▶ What is expected: From the entries below, copy every line that holds the word "JSON".

▶ Extracted entries:

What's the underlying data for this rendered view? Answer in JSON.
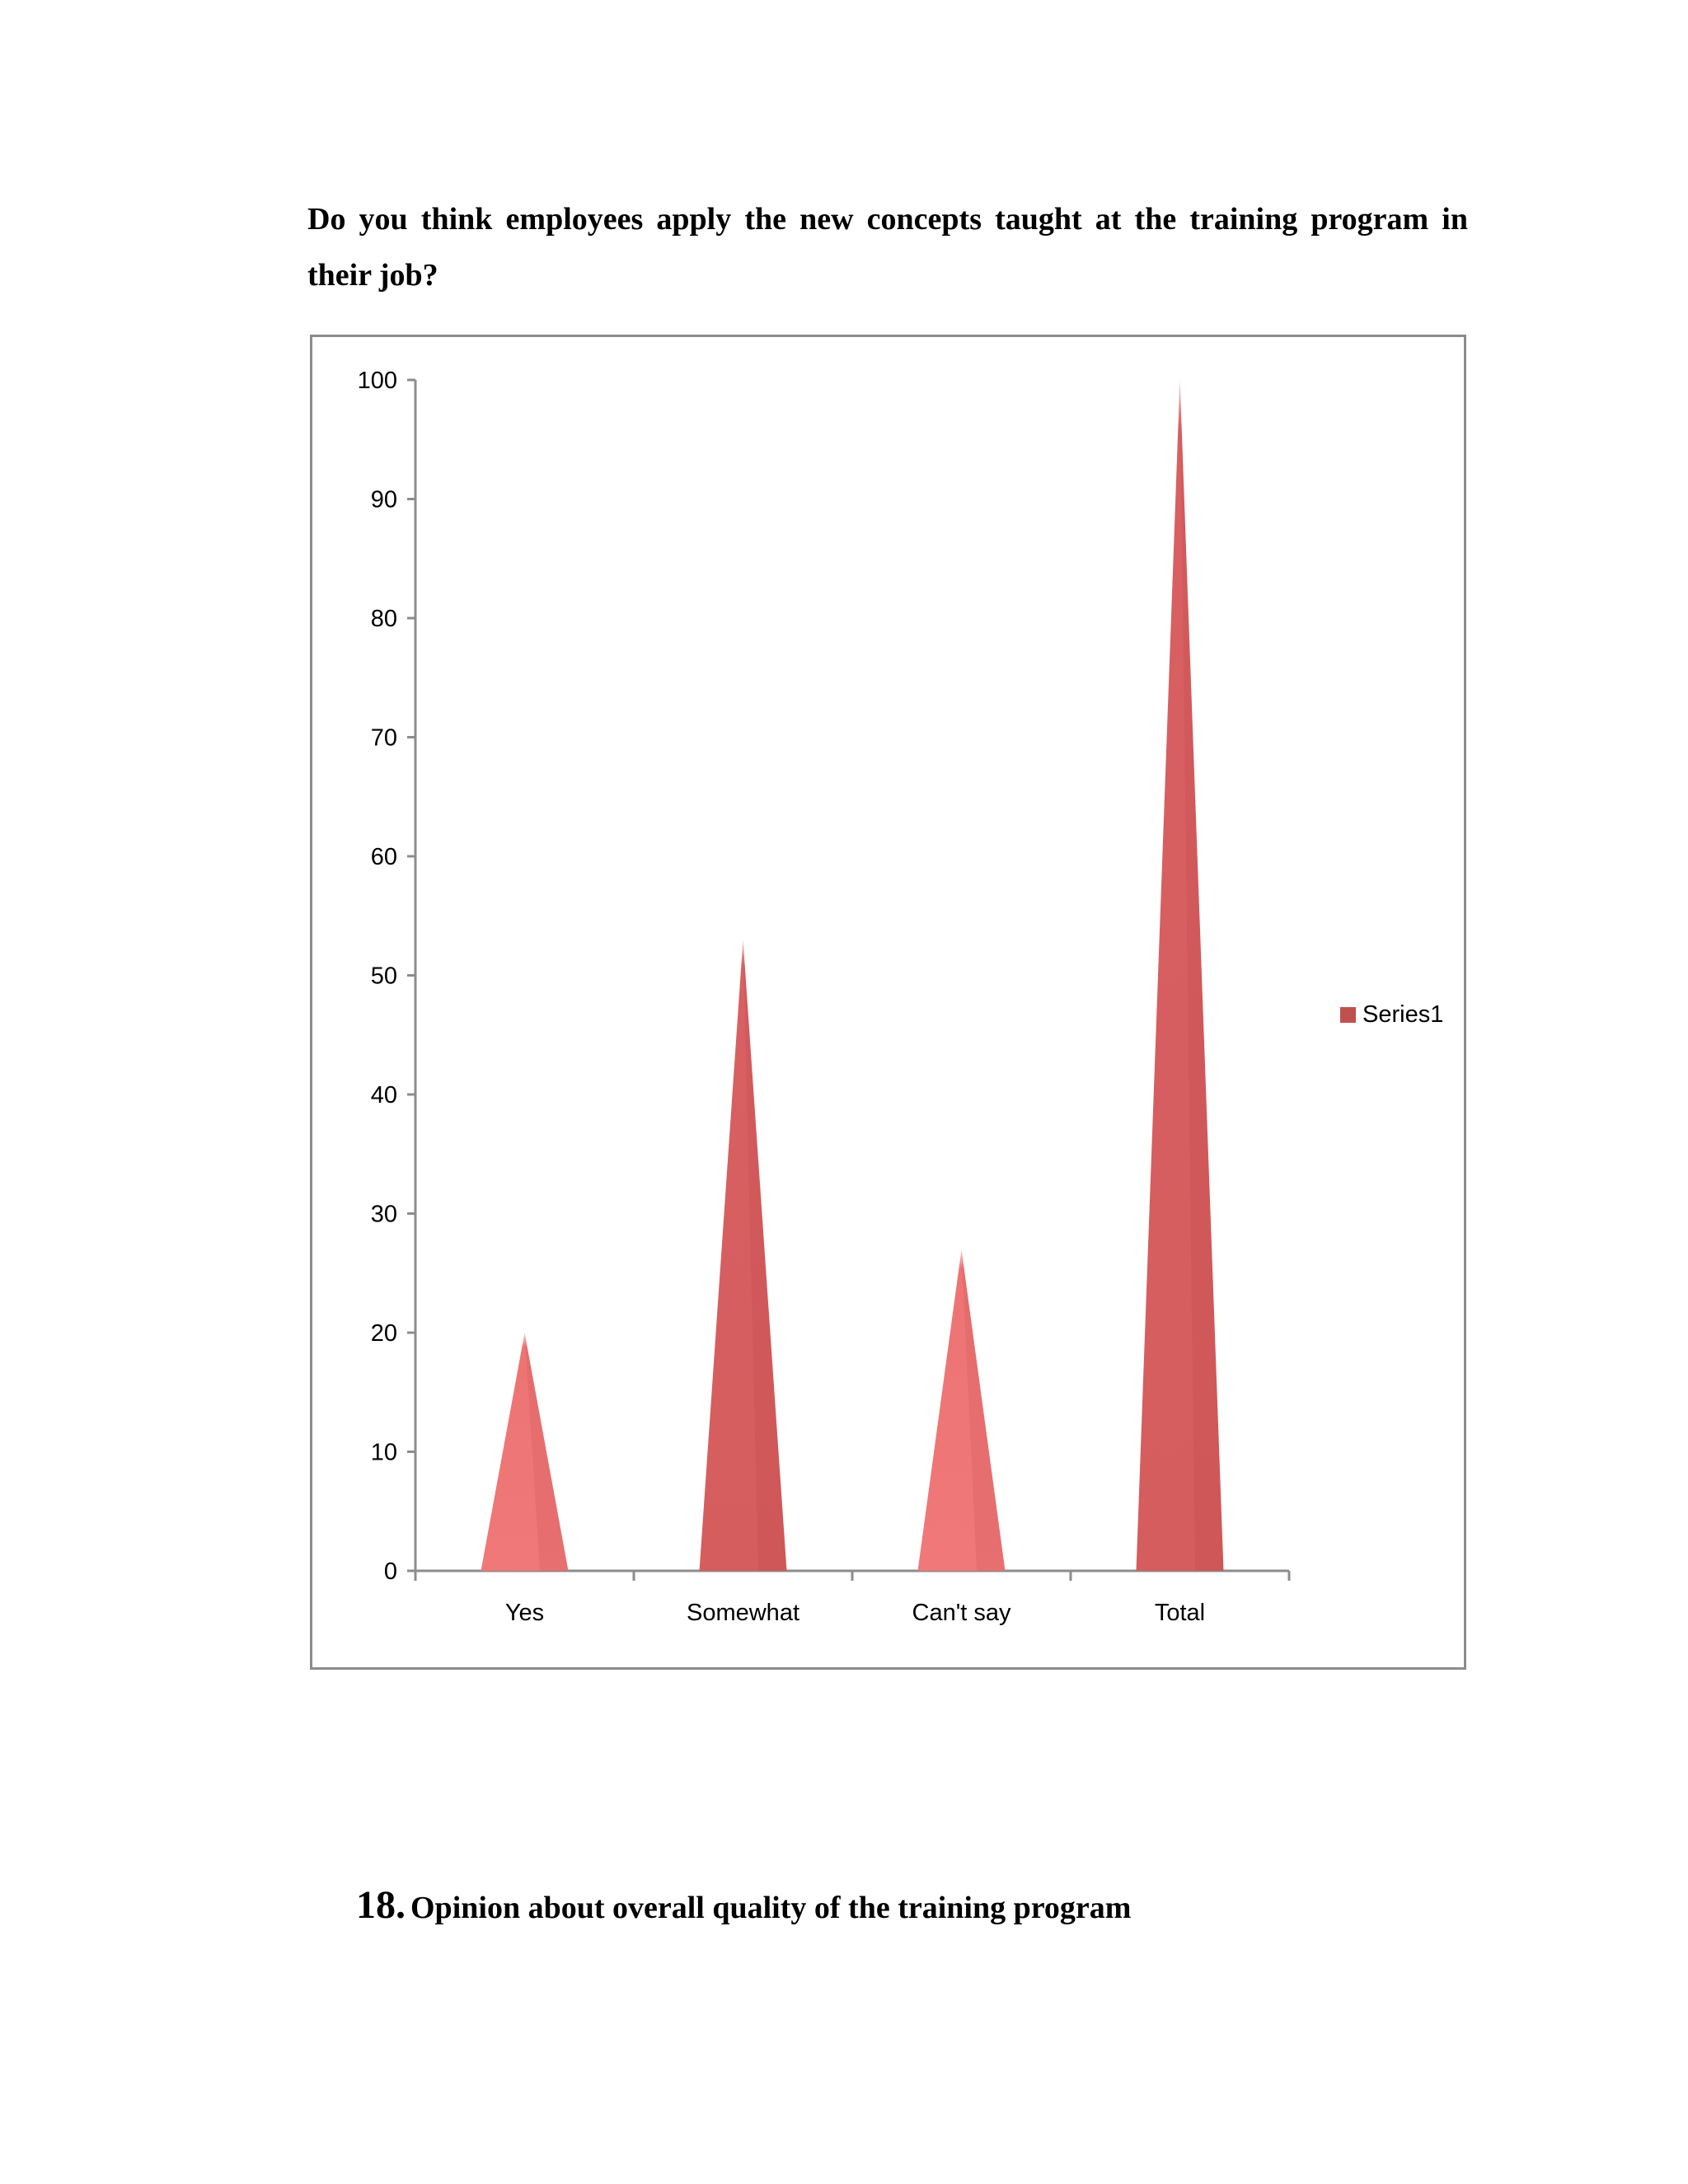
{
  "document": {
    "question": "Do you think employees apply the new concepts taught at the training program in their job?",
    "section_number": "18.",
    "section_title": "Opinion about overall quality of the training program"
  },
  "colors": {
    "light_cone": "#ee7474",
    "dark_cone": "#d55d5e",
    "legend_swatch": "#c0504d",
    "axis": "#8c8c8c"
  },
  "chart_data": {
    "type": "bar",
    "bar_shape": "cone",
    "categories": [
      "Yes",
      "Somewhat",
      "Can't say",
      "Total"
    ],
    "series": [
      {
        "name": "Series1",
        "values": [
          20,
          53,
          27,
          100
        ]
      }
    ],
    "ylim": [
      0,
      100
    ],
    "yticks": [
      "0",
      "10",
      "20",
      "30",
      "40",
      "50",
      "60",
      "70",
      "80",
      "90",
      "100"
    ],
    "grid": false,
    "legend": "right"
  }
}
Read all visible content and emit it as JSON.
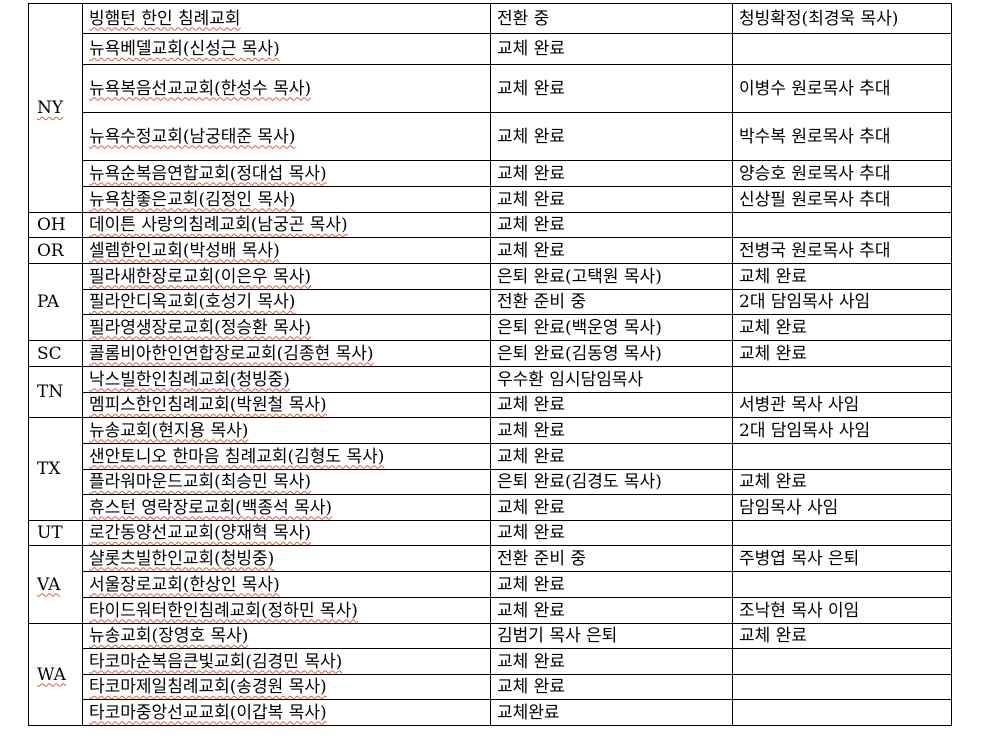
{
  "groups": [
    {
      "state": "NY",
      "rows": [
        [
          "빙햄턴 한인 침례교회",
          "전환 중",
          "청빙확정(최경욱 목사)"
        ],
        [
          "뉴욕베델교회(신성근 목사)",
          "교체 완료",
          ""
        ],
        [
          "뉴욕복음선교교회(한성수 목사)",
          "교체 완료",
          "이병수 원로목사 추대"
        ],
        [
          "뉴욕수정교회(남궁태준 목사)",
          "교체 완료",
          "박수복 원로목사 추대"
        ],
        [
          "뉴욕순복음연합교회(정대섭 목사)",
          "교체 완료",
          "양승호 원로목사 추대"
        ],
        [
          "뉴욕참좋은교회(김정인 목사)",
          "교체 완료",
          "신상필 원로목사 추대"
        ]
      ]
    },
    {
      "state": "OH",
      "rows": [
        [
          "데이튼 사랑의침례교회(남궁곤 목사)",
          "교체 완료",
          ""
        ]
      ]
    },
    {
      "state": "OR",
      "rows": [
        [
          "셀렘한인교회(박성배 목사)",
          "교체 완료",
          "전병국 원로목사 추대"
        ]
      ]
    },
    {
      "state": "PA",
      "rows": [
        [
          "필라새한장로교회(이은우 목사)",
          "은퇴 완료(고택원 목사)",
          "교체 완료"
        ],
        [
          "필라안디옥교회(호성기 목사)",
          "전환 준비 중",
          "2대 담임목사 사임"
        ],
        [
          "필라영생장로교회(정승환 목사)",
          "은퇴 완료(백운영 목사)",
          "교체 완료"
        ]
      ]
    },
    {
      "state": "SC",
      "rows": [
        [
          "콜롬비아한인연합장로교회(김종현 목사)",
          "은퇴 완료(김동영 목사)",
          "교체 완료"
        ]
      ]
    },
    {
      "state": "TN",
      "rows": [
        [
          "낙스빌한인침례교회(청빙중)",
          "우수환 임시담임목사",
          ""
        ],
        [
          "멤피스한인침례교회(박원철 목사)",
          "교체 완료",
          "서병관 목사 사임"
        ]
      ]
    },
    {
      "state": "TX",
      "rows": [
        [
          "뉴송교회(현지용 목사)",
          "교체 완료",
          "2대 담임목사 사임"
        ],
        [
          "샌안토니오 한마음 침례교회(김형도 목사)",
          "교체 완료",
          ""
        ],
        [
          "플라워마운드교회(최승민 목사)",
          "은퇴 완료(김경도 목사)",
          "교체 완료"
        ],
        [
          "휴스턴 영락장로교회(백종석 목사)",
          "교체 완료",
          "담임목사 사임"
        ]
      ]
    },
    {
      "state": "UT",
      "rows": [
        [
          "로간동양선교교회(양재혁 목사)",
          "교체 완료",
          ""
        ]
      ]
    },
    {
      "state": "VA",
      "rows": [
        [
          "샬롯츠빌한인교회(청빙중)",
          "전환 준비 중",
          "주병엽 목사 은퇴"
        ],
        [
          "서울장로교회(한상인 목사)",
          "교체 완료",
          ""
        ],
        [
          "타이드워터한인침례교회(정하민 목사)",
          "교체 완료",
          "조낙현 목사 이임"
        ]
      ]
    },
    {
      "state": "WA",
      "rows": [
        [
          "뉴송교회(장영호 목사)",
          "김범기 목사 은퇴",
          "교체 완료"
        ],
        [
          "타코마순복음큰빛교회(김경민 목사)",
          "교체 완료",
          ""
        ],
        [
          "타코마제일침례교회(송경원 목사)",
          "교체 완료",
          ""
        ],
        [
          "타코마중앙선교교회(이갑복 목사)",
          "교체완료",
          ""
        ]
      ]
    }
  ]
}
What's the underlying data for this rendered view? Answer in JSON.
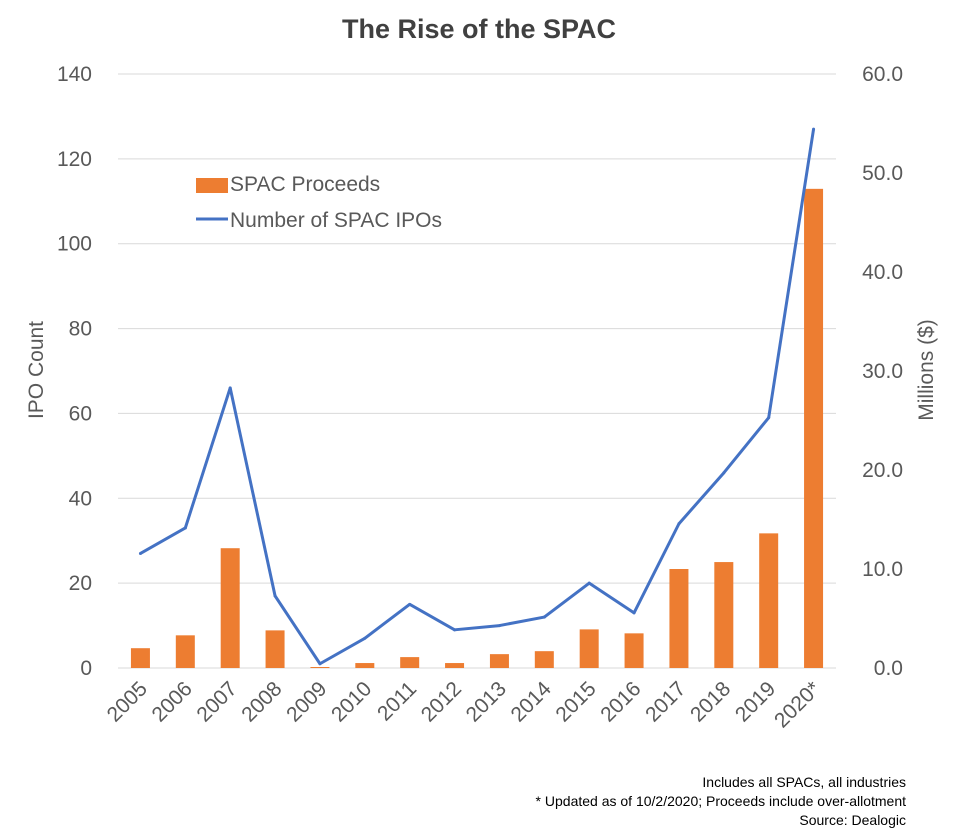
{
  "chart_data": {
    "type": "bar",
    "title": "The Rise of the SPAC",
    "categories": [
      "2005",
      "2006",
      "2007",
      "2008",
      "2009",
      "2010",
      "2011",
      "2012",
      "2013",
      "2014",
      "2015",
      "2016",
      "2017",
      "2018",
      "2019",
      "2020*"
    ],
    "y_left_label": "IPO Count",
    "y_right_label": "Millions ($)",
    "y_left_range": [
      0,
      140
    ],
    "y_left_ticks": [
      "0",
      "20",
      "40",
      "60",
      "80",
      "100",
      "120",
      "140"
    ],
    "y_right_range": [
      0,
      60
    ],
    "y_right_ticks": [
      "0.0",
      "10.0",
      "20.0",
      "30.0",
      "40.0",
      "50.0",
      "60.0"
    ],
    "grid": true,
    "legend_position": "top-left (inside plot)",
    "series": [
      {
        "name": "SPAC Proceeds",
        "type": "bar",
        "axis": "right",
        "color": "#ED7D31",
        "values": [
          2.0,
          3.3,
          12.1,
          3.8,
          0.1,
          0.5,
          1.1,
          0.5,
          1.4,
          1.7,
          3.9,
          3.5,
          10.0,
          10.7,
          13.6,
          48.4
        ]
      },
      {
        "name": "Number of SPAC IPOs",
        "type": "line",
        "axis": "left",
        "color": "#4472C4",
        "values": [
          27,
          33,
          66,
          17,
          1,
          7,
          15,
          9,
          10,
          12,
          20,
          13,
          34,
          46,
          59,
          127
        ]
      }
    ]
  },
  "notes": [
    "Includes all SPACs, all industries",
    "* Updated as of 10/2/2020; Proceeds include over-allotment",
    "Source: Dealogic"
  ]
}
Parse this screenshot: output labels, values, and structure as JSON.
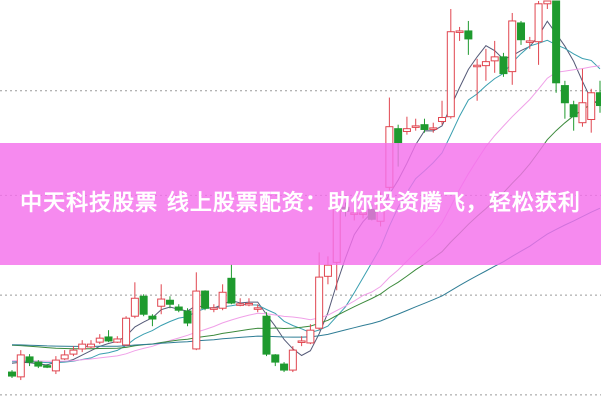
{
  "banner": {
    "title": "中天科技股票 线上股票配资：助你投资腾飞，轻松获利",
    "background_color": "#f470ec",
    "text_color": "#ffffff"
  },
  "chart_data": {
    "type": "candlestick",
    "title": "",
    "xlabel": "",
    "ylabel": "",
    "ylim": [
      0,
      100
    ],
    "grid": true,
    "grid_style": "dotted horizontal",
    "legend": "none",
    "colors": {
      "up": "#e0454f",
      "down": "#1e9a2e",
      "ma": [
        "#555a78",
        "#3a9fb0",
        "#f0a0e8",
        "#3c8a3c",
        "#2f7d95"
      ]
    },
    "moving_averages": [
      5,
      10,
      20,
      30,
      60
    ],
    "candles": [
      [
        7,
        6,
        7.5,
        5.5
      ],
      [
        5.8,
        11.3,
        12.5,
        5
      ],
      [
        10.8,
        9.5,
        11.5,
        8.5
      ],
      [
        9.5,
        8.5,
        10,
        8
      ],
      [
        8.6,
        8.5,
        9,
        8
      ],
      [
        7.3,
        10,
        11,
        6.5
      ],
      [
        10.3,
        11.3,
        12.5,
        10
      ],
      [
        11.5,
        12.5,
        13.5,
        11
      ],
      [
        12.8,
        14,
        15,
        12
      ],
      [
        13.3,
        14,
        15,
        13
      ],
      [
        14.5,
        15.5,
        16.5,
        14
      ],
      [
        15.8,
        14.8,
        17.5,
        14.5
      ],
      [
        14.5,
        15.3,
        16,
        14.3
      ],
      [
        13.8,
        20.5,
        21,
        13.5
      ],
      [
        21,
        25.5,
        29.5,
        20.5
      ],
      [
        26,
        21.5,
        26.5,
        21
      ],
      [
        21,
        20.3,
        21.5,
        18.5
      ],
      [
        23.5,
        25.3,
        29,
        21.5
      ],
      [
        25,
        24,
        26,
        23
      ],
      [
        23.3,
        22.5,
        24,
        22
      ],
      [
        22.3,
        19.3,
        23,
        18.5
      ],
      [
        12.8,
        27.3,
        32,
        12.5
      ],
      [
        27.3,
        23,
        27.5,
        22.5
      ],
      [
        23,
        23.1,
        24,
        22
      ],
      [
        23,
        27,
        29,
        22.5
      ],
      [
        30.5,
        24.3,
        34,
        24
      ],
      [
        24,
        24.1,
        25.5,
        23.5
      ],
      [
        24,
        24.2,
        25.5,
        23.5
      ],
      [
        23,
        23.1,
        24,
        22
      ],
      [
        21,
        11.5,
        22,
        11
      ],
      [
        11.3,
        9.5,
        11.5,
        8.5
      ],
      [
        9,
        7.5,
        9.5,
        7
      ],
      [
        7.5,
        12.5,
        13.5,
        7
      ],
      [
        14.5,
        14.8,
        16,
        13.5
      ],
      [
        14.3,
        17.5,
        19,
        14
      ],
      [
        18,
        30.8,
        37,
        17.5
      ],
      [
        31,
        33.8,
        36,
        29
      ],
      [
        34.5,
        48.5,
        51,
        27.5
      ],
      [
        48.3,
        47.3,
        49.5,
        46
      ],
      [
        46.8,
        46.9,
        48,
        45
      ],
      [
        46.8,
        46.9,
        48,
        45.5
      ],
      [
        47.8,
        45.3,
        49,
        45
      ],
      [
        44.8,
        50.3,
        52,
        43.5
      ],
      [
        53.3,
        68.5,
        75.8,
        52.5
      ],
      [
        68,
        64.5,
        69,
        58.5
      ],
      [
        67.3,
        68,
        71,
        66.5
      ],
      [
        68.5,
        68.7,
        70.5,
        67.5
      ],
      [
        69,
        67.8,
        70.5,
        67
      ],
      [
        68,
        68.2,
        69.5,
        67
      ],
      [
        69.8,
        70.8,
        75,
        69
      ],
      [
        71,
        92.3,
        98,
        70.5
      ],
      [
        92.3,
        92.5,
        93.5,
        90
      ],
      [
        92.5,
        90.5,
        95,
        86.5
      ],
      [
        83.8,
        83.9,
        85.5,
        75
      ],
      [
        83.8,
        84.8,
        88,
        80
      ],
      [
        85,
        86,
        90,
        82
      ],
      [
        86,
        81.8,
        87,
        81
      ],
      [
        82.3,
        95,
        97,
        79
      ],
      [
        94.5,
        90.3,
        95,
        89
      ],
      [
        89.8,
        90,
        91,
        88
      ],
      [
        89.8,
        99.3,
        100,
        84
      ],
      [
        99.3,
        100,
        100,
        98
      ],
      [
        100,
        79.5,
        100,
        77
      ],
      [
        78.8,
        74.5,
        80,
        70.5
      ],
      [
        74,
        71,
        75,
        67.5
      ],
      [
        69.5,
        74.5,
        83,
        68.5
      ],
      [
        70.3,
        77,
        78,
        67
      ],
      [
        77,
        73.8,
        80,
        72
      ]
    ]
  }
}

▶ Correct output:
What's the underlying data for this rendered view? Answer in JSON.
Read all visible content and emit it as JSON.
What's the underlying data for this rendered view? Answer in JSON.
Parse this screenshot: output labels, values, and structure as JSON.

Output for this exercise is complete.